WHAT THE EXERCISE ASKS: Look through the data below. Pick out the lines holding the string "края".

------------------------------

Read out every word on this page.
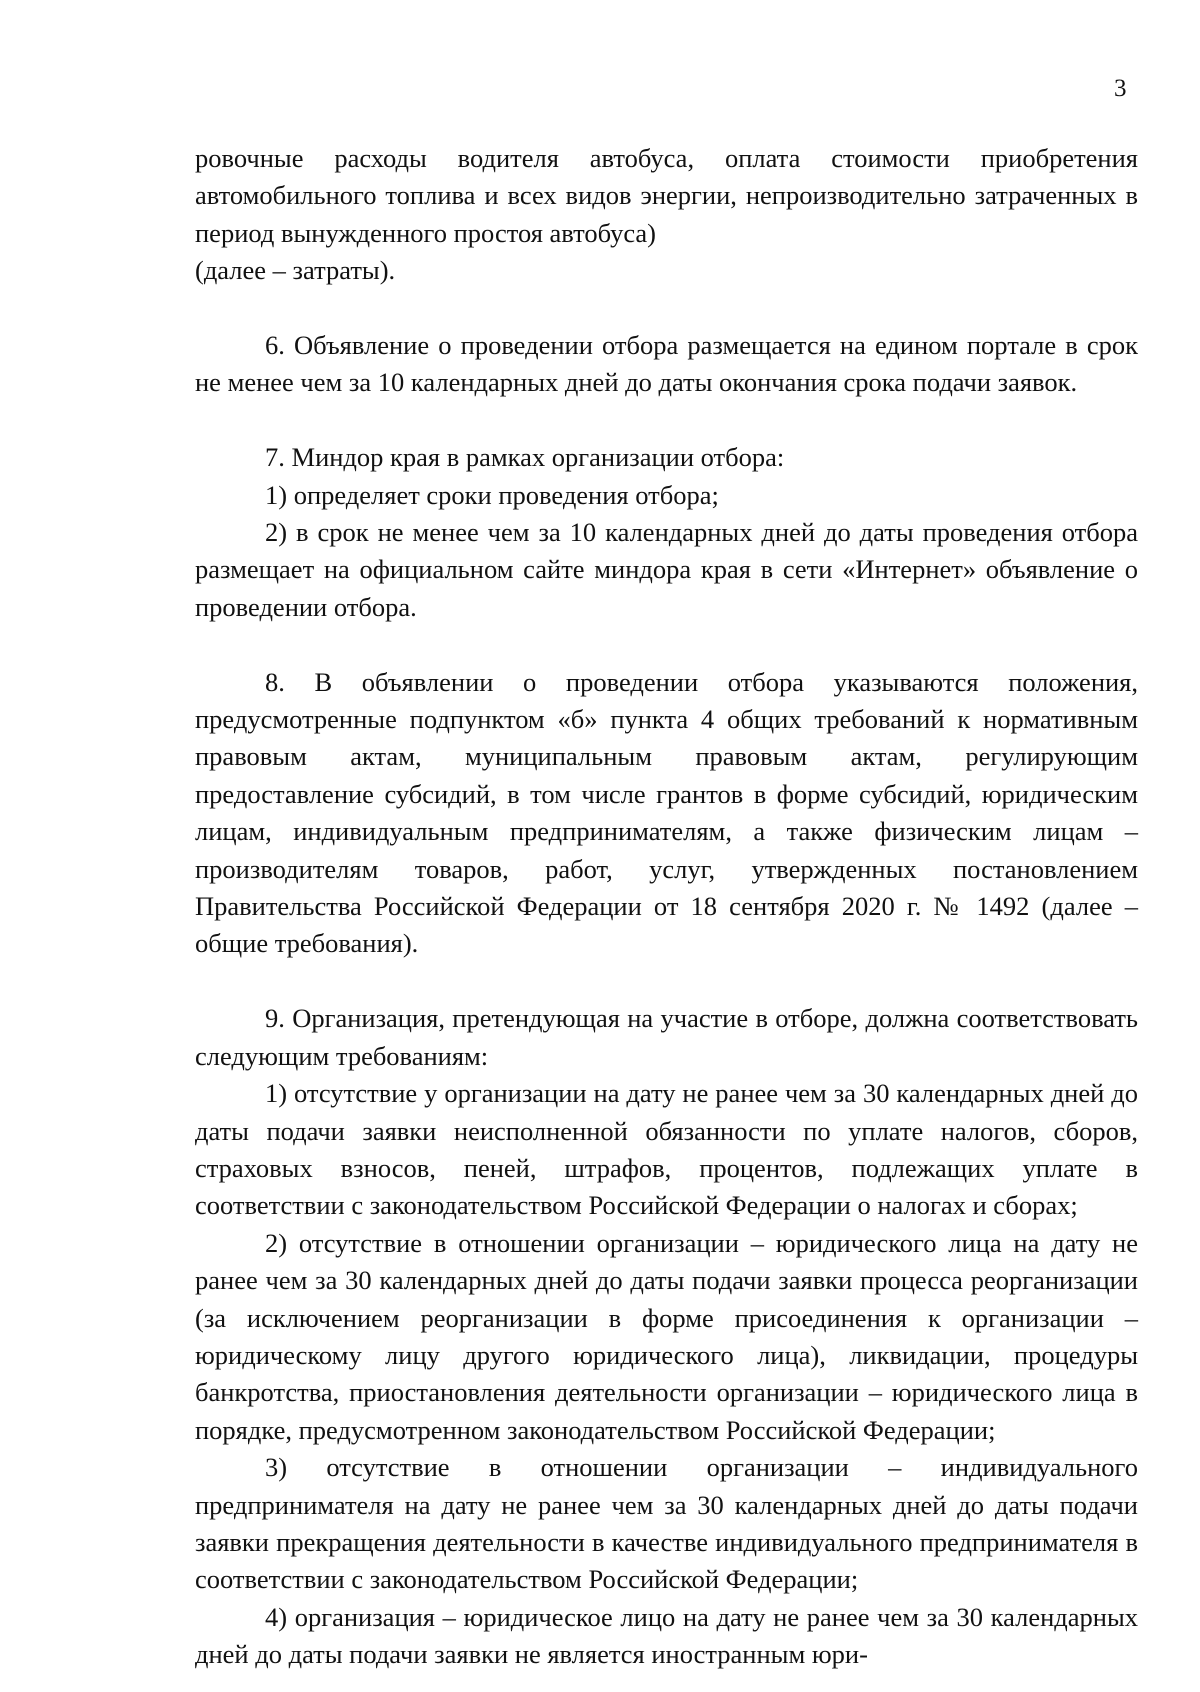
3

ровочные расходы водителя автобуса, оплата стоимости приобретения автомобильного топлива и всех видов энергии, непроизводительно затраченных в период вынужденного простоя автобуса)

(далее – затраты).

6. Объявление о проведении отбора размещается на едином портале в срок не менее чем за 10 календарных дней до даты окончания срока подачи заявок.

7. Миндор края в рамках организации отбора:

1) определяет сроки проведения отбора;

2) в срок не менее чем за 10 календарных дней до даты проведения отбора размещает на официальном сайте миндора края в сети «Интернет» объявление о проведении отбора.

8. В объявлении о проведении отбора указываются положения, предусмотренные подпунктом «б» пункта 4 общих требований к нормативным правовым актам, муниципальным правовым актам, регулирующим предоставление субсидий, в том числе грантов в форме субсидий, юридическим лицам, индивидуальным предпринимателям, а также физическим лицам – производителям товаров, работ, услуг, утвержденных постановлением Правительства Российской Федерации от 18 сентября 2020 г. № 1492 (далее – общие требования).

9. Организация, претендующая на участие в отборе, должна соответствовать следующим требованиям:

1) отсутствие у организации на дату не ранее чем за 30 календарных дней до даты подачи заявки неисполненной обязанности по уплате налогов, сборов, страховых взносов, пеней, штрафов, процентов, подлежащих уплате в соответствии с законодательством Российской Федерации о налогах и сборах;

2) отсутствие в отношении организации – юридического лица на дату не ранее чем за 30 календарных дней до даты подачи заявки процесса реорганизации (за исключением реорганизации в форме присоединения к организации – юридическому лицу другого юридического лица), ликвидации, процедуры банкротства, приостановления деятельности организации – юридического лица в порядке, предусмотренном законодательством Российской Федерации;

3) отсутствие в отношении организации – индивидуального предпринимателя на дату не ранее чем за 30 календарных дней до даты подачи заявки прекращения деятельности в качестве индивидуального предпринимателя в соответствии с законодательством Российской Федерации;

4) организация – юридическое лицо на дату не ранее чем за 30 календарных дней до даты подачи заявки не является иностранным юри-
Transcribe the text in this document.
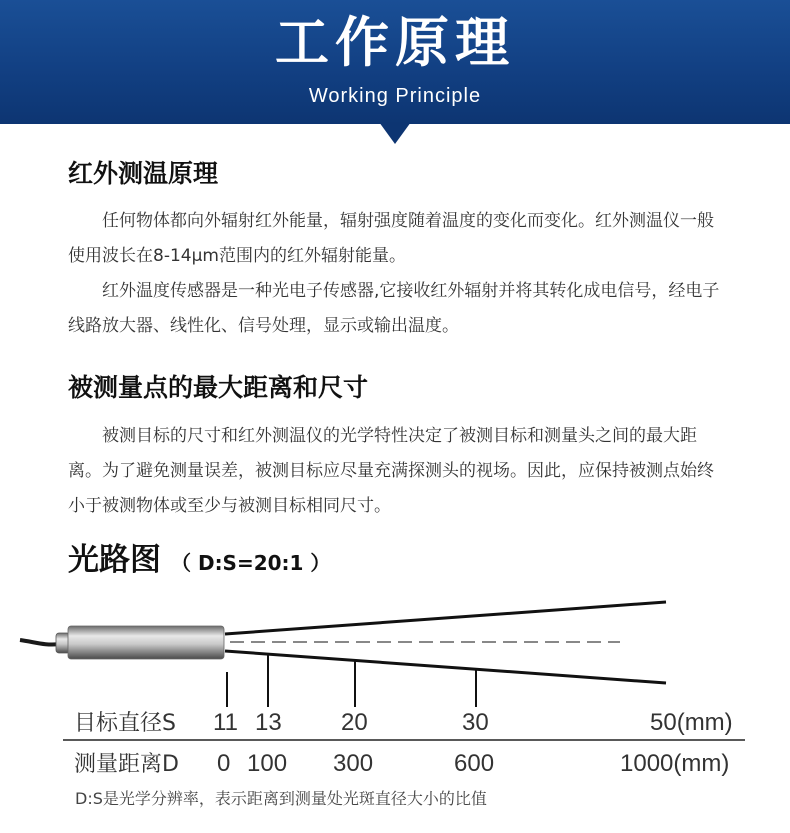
工作原理
Working Principle
红外测温原理

任何物体都向外辐射红外能量，辐射强度随着温度的变化而变化。红外测温仪一般使用波长在8-14μm范围内的红外辐射能量。

红外温度传感器是一种光电子传感器,它接收红外辐射并将其转化成电信号，经电子线路放大器、线性化、信号处理，显示或输出温度。

被测量点的最大距离和尺寸

被测目标的尺寸和红外测温仪的光学特性决定了被测目标和测量头之间的最大距离。为了避免测量误差，被测目标应尽量充满探测头的视场。因此，应保持被测点始终小于被测物体或至少与被测目标相同尺寸。

光路图 （ D:S=20:1 ）
目标直径S 11 13 20	30	50(mm)
测量距离D 0 100 300	600	1000(mm)
D:S是光学分辨率，表示距离到测量处光斑直径大小的比值
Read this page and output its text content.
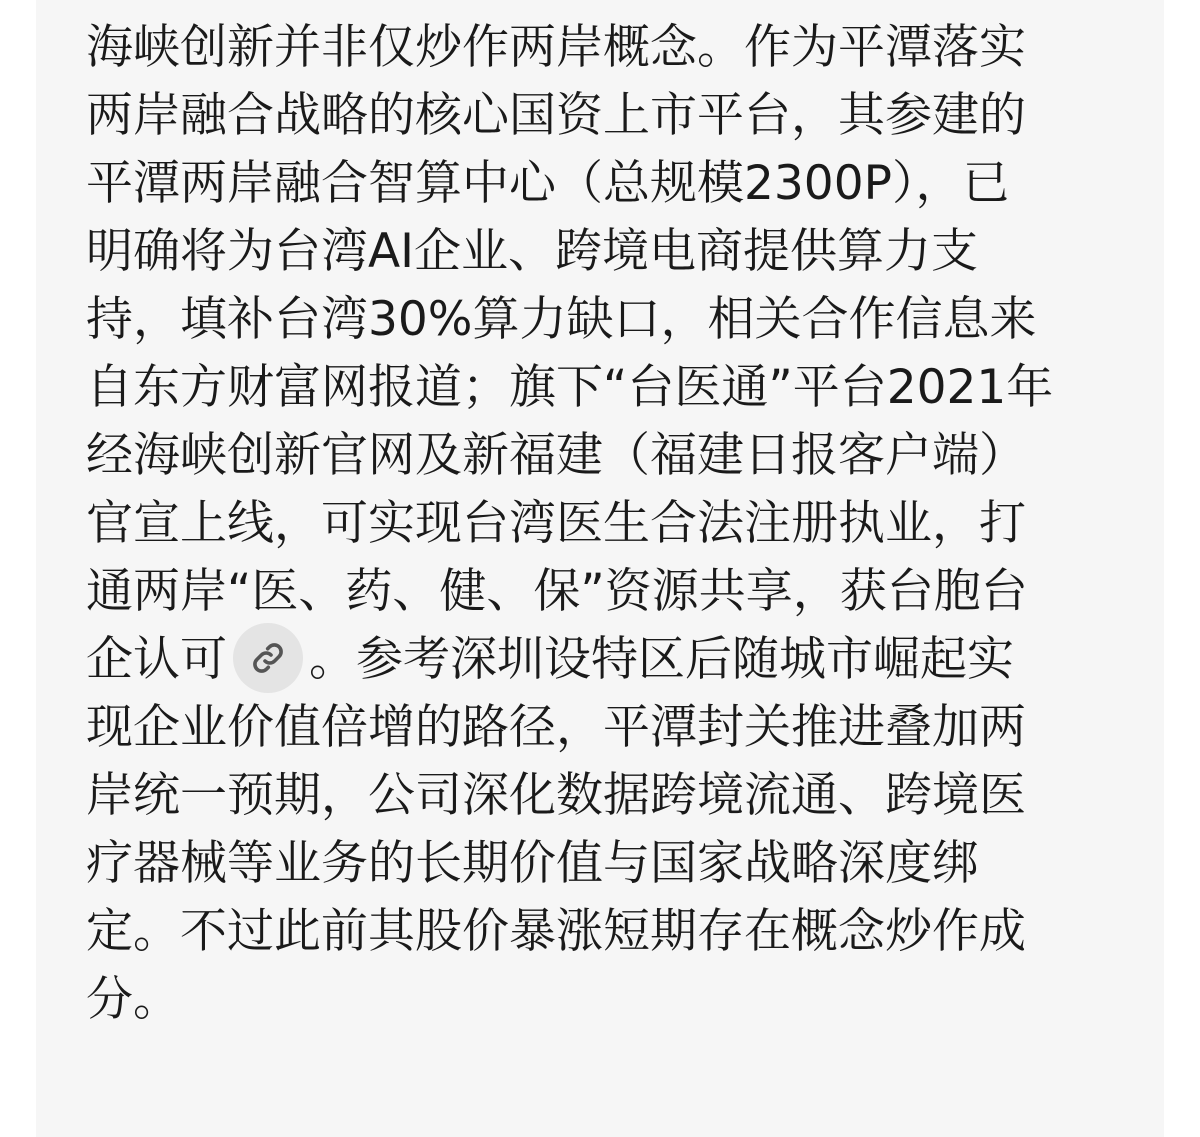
海峡创新并非仅炒作两岸概念。作为平潭落实
两岸融合战略的核心国资上市平台，其参建的
平潭两岸融合智算中心（总规模2300P），已
明确将为台湾AI企业、跨境电商提供算力支
持，填补台湾30%算力缺口，相关合作信息来
自东方财富网报道；旗下“台医通”平台2021年
经海峡创新官网及新福建（福建日报客户端）
官宣上线，可实现台湾医生合法注册执业，打
通两岸“医、药、健、保”资源共享，获台胞台
企认可 。参考深圳设特区后随城市崛起实
现企业价值倍增的路径，平潭封关推进叠加两
岸统一预期，公司深化数据跨境流通、跨境医
疗器械等业务的长期价值与国家战略深度绑
定。不过此前其股价暴涨短期存在概念炒作成
分。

------------------------------

FULL ANSWER:
7. Миндор края в рамках организации отбора:
2) в срок не менее чем за 10 календарных дней до даты проведения отбора размещает на официальном сайте миндора края в сети «Интернет» объявление о проведении отбора.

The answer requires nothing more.